● Task: Transcribe the listing exactly, leaving out every picture.

● Available records:
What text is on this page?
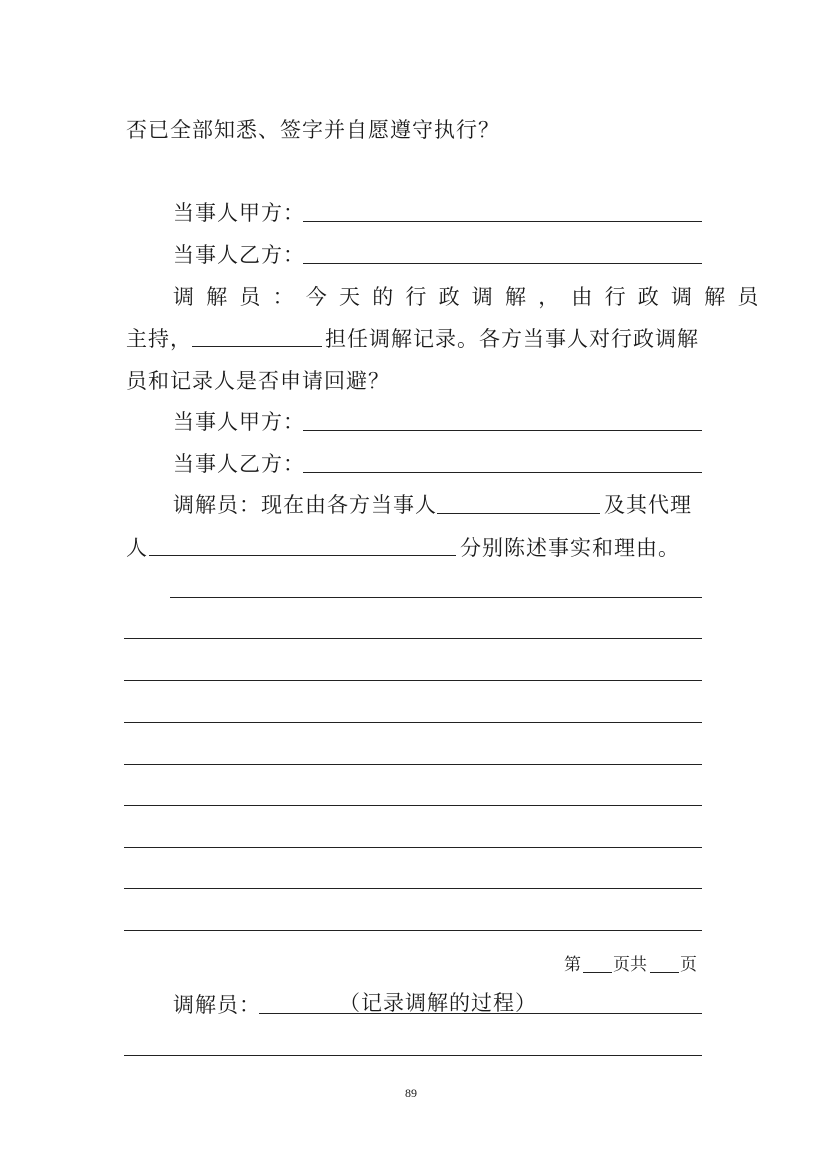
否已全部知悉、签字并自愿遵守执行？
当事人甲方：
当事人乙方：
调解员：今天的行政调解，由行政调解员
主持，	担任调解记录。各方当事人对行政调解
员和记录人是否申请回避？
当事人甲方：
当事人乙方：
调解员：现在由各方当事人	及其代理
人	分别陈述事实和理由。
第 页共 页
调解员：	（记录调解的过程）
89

● Output for this task:
What text is on this page?
否已全部知悉、签字并自愿遵守执行？
当事人甲方：
当事人乙方：
调解员：今天的行政调解，由行政调解员
主持，	担任调解记录。各方当事人对行政调解
员和记录人是否申请回避？
当事人甲方：
当事人乙方：
调解员：现在由各方当事人	及其代理
人	分别陈述事实和理由。
第 页共 页
调解员：	（记录调解的过程）
89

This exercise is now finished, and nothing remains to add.